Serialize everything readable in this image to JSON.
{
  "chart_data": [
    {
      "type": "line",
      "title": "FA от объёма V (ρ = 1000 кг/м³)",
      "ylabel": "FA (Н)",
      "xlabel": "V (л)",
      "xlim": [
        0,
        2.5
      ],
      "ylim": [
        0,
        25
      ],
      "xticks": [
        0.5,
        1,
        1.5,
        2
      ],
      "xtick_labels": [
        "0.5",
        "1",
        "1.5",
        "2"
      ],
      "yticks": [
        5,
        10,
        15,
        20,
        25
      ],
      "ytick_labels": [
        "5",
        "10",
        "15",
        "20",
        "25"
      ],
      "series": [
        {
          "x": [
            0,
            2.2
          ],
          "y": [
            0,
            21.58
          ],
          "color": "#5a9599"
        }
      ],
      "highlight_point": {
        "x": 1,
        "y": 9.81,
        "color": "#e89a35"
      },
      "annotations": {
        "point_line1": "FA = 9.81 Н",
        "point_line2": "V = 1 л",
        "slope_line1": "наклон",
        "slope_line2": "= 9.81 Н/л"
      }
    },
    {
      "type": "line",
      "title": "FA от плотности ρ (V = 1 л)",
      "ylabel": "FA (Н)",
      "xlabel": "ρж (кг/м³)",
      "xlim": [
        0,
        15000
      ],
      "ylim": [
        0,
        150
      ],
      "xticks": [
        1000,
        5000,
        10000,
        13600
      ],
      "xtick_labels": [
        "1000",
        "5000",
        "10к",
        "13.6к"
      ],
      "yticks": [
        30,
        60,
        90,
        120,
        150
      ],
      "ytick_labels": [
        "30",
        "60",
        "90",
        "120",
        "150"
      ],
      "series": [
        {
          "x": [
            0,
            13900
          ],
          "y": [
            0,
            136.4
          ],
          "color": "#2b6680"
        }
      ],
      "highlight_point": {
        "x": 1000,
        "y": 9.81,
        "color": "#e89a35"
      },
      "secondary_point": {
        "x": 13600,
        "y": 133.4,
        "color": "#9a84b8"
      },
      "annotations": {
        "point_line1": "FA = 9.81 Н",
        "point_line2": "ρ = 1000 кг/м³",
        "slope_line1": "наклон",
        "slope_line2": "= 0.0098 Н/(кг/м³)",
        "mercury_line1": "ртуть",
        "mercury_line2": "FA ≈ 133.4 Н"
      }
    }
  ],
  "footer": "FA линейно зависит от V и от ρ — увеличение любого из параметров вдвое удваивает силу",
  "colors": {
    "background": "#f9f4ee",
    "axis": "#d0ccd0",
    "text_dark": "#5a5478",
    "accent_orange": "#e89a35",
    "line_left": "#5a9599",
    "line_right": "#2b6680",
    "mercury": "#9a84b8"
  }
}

****************************************

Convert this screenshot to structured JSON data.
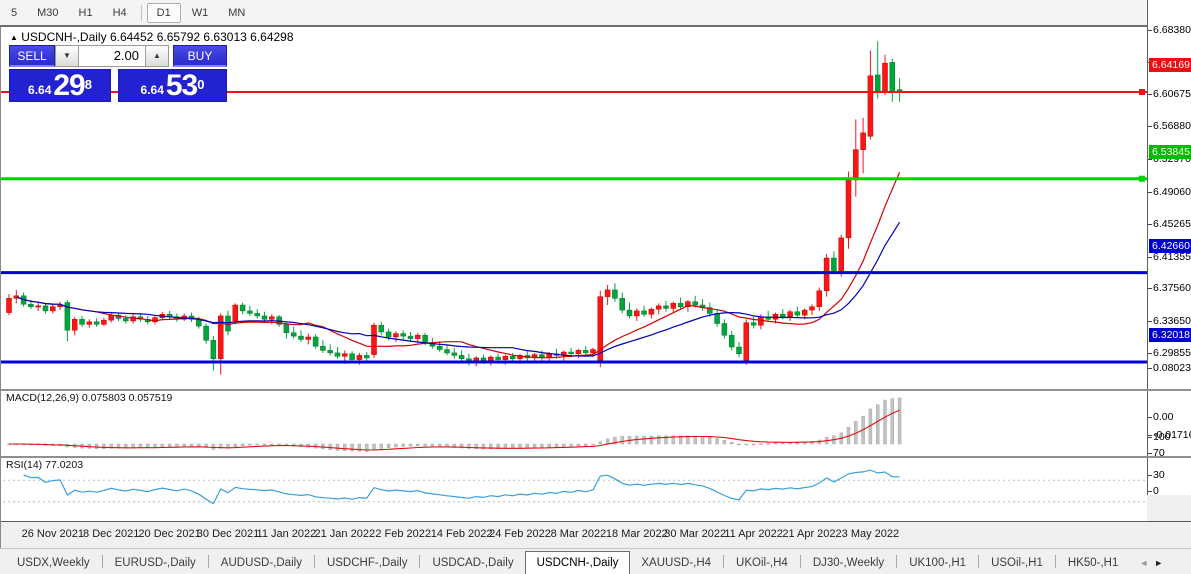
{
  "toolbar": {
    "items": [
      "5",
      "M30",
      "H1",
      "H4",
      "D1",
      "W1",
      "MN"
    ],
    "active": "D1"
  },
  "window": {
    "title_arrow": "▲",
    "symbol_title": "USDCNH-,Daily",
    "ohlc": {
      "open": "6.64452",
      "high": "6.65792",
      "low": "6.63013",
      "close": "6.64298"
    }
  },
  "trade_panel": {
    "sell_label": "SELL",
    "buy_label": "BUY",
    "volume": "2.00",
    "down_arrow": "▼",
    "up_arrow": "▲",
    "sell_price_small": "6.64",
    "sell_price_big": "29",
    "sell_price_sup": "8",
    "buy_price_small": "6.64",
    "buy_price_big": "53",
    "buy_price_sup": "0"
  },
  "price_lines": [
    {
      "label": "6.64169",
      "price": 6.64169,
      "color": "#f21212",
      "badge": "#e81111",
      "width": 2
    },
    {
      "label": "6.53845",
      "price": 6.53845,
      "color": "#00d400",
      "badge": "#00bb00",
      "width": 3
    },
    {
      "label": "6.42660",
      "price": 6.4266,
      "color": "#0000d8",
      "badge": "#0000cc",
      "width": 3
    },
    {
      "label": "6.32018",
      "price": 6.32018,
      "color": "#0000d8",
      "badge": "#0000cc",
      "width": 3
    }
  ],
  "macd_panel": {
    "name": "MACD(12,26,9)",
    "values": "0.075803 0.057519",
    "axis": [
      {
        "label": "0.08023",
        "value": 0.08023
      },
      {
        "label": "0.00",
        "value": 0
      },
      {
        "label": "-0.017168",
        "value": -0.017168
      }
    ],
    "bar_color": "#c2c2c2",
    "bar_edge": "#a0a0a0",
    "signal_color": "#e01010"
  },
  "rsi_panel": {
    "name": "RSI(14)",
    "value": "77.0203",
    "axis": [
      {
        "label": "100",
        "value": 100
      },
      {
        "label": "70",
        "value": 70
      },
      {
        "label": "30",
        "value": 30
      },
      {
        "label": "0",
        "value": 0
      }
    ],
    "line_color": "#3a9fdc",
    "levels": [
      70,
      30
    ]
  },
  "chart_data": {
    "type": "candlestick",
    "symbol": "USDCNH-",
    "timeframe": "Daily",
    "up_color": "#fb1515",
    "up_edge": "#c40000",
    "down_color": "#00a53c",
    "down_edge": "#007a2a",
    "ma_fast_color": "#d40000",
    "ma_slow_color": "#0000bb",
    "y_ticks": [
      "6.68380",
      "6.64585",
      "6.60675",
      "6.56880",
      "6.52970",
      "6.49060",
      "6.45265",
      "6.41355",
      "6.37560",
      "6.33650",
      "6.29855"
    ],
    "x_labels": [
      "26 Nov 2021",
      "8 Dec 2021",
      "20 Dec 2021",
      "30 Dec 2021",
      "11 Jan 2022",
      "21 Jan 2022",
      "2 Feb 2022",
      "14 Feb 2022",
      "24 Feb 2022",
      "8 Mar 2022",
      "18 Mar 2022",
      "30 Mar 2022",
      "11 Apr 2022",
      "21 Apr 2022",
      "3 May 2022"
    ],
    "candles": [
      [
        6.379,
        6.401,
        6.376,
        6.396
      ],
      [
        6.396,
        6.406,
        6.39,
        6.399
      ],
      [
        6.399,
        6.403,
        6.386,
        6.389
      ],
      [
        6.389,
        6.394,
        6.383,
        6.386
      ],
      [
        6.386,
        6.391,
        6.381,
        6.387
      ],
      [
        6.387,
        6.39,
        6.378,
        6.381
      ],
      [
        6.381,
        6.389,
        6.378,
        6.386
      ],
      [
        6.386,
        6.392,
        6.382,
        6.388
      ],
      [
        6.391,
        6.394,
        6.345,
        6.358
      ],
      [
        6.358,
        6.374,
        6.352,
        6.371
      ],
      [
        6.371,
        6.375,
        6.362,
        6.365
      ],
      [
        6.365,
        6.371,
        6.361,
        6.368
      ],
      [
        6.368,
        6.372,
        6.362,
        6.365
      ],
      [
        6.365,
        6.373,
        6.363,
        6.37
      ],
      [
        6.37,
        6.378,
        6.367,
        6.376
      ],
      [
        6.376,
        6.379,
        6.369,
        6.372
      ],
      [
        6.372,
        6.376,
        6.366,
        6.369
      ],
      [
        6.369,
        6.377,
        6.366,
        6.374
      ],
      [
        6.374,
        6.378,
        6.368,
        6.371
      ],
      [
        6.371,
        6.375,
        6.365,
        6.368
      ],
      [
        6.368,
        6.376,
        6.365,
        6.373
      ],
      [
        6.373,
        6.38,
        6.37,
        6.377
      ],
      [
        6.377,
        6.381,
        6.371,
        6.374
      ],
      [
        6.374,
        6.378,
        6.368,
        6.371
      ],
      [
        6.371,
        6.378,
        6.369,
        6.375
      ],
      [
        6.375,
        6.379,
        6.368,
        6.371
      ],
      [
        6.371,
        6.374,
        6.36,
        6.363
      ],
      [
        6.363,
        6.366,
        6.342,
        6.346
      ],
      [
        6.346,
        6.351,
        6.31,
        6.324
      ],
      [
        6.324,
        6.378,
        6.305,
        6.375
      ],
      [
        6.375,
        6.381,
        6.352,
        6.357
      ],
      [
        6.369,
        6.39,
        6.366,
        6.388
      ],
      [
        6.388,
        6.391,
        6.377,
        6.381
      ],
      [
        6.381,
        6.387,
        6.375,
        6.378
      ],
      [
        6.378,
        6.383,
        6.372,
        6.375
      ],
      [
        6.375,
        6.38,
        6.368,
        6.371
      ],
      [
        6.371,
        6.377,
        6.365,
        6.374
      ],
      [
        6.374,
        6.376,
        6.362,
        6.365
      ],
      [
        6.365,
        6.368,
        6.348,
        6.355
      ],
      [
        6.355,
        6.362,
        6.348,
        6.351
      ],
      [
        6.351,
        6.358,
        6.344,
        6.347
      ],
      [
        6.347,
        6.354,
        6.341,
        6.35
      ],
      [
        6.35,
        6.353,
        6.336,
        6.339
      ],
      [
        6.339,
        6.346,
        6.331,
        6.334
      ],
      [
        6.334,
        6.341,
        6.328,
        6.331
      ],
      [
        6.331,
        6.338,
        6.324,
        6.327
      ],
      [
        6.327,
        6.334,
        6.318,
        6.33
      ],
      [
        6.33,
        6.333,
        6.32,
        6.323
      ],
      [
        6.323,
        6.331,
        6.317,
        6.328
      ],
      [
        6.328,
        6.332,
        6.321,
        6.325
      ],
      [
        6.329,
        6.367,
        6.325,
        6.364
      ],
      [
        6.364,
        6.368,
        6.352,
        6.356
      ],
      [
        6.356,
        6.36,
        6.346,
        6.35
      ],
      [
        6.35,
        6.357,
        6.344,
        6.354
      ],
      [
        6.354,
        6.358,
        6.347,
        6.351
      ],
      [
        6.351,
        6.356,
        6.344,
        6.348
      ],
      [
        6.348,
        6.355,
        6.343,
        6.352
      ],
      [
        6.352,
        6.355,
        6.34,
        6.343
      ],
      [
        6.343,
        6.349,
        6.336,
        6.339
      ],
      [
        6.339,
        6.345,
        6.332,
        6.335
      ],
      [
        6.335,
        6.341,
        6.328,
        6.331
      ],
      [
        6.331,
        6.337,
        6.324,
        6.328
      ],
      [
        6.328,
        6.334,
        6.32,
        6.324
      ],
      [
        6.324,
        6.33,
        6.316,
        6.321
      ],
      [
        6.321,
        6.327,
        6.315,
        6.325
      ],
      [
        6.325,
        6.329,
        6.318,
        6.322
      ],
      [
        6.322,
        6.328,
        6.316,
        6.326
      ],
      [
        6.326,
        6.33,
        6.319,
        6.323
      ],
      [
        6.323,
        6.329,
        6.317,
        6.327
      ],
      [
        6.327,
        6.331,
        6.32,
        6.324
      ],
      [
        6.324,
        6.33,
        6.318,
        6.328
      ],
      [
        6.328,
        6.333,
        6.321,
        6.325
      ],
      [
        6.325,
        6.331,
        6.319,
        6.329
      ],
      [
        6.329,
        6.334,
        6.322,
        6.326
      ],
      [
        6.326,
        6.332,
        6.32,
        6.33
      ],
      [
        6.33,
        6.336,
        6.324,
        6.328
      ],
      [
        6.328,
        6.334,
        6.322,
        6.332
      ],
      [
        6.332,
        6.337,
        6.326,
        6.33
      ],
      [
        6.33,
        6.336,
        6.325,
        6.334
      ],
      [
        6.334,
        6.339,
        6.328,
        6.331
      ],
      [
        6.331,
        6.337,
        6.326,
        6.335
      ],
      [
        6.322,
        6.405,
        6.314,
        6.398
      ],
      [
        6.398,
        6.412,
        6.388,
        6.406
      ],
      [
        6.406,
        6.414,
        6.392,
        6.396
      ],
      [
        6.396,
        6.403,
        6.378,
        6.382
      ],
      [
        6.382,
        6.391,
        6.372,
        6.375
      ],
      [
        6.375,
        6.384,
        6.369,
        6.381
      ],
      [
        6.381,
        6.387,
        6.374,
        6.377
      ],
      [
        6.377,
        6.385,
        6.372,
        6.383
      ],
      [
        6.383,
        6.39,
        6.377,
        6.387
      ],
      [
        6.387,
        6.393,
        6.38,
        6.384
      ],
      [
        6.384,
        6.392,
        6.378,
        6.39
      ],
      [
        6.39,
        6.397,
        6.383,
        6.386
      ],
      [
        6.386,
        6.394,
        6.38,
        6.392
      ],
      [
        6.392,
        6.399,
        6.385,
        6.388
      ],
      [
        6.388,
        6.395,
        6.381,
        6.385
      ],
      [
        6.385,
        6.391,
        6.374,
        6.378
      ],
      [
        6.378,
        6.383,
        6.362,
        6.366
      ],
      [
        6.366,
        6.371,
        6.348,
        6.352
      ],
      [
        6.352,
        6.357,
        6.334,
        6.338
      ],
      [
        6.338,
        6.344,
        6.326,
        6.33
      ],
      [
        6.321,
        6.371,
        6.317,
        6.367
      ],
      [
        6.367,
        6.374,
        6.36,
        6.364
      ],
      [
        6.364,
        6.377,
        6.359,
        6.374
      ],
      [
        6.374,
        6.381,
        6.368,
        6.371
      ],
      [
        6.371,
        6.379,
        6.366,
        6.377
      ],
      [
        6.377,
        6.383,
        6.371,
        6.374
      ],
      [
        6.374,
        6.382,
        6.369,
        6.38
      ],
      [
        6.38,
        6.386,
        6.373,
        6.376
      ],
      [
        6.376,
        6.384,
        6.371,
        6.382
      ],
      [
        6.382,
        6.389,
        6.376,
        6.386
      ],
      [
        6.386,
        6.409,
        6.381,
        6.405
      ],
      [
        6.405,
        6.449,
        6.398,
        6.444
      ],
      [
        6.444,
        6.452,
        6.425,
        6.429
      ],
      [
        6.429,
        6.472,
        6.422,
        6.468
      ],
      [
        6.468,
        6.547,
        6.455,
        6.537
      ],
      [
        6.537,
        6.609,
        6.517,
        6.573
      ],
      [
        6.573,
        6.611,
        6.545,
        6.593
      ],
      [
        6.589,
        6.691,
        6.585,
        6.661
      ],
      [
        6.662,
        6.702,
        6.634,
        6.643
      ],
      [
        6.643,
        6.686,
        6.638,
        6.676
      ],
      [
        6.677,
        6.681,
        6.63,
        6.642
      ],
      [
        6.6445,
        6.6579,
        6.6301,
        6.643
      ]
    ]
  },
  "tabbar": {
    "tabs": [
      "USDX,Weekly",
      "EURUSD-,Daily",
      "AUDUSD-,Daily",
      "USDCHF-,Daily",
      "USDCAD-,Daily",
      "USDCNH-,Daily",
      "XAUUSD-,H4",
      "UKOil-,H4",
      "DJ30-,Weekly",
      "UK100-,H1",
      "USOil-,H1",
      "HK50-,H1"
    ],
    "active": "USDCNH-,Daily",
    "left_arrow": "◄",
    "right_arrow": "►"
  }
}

****************************************

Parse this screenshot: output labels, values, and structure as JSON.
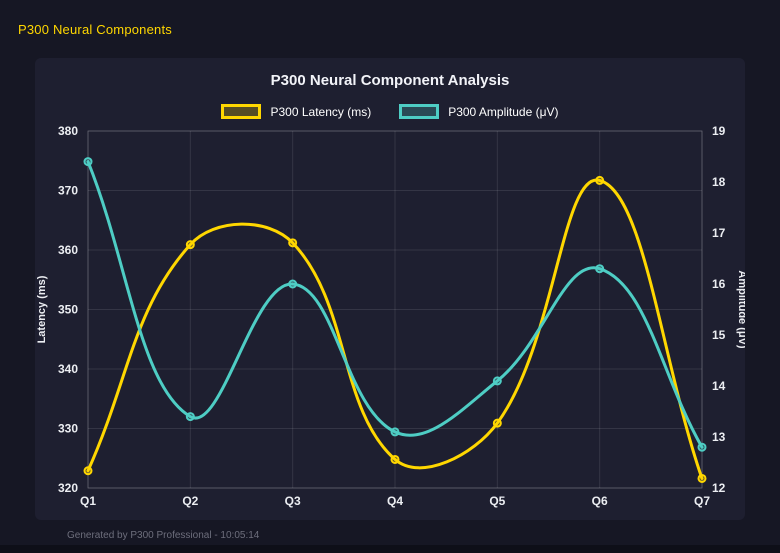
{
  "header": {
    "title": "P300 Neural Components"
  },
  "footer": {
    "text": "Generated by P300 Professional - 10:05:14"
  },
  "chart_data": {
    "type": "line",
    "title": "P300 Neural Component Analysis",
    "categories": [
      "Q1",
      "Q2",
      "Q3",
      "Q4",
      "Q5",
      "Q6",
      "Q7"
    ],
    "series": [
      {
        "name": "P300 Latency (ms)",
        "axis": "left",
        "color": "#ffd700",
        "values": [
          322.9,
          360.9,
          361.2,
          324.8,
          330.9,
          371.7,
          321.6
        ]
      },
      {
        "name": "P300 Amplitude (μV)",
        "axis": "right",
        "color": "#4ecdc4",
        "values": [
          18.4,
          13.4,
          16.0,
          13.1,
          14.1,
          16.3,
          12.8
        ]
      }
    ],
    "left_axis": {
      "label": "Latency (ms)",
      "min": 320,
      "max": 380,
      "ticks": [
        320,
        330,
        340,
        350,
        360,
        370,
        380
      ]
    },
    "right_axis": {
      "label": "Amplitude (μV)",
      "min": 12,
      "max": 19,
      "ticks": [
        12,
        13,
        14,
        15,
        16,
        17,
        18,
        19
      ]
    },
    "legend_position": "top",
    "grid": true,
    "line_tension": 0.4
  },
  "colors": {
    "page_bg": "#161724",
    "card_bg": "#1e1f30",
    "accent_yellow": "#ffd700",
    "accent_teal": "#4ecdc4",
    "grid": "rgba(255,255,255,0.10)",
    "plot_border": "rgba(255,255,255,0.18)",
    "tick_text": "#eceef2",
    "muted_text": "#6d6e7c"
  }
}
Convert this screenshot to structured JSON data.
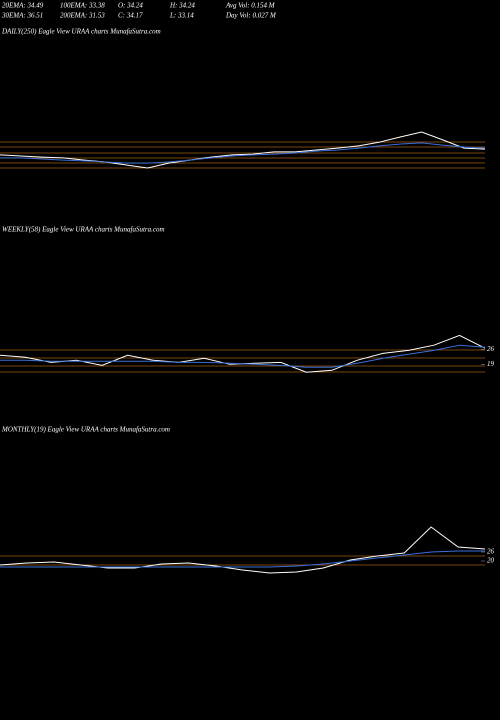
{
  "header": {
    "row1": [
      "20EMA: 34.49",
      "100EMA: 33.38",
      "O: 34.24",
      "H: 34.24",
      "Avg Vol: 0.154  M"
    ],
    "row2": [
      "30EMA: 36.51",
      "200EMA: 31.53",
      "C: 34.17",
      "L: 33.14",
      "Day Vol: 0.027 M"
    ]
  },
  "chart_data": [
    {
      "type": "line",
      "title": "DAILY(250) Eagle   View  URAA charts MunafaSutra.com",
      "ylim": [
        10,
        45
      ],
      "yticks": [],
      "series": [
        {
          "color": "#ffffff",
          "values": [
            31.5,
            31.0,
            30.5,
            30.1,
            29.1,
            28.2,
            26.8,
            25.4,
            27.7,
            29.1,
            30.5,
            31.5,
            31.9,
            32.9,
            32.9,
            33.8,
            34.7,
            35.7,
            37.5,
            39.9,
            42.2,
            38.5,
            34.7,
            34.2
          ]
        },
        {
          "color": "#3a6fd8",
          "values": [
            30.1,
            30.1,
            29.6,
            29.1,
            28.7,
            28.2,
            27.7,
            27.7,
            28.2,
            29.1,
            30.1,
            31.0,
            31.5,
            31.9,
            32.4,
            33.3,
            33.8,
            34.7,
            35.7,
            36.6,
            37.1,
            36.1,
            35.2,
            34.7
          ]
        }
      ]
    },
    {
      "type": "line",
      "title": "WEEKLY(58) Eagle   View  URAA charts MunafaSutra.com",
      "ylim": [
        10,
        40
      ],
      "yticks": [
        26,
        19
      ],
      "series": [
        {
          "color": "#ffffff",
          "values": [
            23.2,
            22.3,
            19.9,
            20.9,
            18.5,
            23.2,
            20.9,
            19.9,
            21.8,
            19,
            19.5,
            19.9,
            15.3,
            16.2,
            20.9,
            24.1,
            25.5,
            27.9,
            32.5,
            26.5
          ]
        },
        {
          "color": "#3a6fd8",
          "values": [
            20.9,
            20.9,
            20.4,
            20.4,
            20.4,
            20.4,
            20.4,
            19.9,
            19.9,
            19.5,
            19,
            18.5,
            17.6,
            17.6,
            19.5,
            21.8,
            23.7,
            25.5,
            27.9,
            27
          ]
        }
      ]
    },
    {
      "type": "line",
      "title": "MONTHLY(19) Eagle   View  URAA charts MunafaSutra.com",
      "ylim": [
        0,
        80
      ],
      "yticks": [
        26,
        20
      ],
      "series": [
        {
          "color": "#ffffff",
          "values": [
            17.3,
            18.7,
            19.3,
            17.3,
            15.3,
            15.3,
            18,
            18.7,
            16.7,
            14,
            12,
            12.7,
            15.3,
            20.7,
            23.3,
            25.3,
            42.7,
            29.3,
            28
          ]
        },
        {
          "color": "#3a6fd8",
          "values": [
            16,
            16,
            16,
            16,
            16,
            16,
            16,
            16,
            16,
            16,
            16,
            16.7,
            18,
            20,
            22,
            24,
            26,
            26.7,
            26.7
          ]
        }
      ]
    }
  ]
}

****************************************

## Task description
Which lines of the data above contain "View"? Copy each one.

## The completed task
      "title": "DAILY(250) Eagle   View  URAA charts MunafaSutra.com",
      "title": "WEEKLY(58) Eagle   View  URAA charts MunafaSutra.com",
      "title": "MONTHLY(19) Eagle   View  URAA charts MunafaSutra.com",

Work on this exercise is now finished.